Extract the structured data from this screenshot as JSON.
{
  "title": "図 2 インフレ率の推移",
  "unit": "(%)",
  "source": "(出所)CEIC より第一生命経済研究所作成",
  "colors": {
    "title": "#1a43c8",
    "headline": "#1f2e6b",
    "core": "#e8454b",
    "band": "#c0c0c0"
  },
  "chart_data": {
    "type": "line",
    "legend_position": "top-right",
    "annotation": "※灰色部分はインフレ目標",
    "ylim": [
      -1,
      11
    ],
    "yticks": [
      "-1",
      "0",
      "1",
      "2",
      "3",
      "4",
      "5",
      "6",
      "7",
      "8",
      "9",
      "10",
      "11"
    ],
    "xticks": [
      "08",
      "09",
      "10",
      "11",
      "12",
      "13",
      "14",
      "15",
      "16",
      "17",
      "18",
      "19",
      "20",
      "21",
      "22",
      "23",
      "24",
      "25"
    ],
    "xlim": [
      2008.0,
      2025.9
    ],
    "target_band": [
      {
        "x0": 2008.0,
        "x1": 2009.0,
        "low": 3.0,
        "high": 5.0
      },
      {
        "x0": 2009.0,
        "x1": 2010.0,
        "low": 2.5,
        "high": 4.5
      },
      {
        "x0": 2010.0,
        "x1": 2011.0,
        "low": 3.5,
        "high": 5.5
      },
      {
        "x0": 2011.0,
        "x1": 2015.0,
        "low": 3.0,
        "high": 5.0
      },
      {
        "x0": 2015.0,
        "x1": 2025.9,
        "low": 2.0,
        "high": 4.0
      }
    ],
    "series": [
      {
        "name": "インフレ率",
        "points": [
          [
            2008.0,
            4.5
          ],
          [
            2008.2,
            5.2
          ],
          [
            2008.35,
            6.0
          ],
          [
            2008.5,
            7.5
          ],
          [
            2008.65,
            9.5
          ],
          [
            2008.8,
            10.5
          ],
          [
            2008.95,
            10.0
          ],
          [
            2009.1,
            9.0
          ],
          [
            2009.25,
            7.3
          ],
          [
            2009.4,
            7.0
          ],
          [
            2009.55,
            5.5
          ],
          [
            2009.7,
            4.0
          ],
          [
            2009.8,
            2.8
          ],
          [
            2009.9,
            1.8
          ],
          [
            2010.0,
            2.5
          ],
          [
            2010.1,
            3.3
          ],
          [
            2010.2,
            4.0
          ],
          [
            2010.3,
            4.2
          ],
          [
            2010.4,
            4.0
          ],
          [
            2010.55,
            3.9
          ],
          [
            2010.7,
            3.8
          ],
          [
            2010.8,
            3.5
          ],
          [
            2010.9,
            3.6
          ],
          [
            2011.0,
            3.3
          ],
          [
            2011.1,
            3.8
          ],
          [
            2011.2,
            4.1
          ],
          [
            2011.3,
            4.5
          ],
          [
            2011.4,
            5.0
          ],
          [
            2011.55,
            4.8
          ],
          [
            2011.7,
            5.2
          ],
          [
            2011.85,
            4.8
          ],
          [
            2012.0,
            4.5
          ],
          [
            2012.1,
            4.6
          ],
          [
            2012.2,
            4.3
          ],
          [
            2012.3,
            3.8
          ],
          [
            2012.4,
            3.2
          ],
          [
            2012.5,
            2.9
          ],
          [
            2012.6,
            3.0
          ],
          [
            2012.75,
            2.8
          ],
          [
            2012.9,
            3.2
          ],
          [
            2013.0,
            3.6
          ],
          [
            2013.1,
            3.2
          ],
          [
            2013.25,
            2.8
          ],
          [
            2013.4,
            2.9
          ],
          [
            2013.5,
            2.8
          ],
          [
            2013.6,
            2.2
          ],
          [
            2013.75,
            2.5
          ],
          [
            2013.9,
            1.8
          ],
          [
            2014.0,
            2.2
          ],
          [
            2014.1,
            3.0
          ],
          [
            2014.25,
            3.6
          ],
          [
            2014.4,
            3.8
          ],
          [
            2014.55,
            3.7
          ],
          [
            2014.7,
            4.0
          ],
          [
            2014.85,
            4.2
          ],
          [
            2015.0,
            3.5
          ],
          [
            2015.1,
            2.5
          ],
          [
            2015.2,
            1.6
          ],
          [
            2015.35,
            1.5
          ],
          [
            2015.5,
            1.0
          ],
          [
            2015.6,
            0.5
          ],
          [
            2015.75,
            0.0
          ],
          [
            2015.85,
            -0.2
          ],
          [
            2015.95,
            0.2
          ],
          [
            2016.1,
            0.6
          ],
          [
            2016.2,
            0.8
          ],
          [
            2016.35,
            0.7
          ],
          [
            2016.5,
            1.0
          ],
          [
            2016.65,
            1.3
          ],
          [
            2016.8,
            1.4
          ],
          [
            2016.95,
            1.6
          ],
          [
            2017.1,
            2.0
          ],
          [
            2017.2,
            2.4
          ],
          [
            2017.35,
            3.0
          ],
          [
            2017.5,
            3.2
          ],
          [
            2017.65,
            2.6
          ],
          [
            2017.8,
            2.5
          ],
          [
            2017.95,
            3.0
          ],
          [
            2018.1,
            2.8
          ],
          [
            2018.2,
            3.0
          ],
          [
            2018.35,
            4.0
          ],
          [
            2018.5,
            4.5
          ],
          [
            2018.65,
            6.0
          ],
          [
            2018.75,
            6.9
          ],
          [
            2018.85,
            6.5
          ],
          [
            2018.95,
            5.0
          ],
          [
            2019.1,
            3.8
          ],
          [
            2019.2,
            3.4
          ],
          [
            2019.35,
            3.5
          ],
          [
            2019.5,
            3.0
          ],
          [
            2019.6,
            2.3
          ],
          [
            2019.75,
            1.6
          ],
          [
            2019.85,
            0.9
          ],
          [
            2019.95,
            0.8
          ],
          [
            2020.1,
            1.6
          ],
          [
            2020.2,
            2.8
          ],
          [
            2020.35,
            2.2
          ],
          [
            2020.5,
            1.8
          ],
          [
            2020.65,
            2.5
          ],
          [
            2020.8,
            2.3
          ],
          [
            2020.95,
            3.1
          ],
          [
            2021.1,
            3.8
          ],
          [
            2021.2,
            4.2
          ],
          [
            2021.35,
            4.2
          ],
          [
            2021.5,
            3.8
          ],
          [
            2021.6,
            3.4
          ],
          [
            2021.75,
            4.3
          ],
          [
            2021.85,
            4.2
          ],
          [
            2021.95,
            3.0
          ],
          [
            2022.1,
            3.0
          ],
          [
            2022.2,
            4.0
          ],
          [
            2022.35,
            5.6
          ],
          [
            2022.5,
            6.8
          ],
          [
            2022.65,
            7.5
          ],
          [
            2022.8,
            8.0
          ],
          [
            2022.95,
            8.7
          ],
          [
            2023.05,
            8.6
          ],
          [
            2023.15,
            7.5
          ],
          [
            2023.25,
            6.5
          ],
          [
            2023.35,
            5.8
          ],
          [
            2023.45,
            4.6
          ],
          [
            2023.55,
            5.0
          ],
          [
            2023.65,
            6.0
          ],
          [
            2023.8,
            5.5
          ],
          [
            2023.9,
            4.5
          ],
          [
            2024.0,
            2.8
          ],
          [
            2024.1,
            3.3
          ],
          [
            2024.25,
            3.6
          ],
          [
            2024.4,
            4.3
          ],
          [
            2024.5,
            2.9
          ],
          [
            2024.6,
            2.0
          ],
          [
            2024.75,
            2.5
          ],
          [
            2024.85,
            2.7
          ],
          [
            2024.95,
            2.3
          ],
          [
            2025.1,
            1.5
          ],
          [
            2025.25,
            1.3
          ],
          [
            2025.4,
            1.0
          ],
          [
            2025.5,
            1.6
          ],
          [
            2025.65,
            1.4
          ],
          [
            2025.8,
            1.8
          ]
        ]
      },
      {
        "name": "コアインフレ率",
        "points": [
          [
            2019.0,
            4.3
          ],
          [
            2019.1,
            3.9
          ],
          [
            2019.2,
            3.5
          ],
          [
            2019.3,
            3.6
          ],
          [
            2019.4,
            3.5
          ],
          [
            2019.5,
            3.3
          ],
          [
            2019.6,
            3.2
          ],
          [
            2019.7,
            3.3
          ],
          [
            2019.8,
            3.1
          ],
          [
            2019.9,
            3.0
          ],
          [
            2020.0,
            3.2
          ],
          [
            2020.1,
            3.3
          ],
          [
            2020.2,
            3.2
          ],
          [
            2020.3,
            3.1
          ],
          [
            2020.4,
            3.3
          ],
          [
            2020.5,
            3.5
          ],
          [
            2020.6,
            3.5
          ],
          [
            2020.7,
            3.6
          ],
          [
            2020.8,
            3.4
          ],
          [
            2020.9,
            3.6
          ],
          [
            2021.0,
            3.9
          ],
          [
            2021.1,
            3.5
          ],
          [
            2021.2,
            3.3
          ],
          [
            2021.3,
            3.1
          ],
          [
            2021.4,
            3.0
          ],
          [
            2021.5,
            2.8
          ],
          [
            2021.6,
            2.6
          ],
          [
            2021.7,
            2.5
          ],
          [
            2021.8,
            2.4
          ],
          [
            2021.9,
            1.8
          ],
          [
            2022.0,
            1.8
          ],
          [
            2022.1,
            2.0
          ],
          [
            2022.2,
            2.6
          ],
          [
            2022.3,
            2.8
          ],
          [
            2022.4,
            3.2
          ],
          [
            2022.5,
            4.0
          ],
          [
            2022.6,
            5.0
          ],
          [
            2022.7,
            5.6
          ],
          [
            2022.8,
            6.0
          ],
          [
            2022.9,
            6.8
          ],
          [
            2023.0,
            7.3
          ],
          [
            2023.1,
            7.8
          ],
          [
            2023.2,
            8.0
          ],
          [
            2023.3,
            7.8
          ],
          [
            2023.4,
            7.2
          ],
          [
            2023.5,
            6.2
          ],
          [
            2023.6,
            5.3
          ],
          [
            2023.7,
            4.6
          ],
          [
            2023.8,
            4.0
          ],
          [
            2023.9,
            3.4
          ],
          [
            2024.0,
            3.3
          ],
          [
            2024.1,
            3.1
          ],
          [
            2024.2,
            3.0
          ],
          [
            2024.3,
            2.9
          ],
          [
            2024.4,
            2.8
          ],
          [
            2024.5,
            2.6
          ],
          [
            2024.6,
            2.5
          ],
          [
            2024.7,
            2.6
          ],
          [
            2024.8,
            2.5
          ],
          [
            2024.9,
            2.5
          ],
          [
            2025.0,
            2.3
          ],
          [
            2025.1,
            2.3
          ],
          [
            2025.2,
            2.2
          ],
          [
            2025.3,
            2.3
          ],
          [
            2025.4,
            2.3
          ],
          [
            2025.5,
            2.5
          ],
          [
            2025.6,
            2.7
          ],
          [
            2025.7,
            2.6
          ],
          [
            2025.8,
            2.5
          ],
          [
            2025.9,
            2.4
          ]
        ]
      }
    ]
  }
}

═══

*Problem statement:*
Search the listing above for the string "high". Copy every line that contains it.

*Solution to the problem:*
        "high": 5.0
        "high": 4.5
        "high": 5.5
        "high": 5.0
        "high": 4.0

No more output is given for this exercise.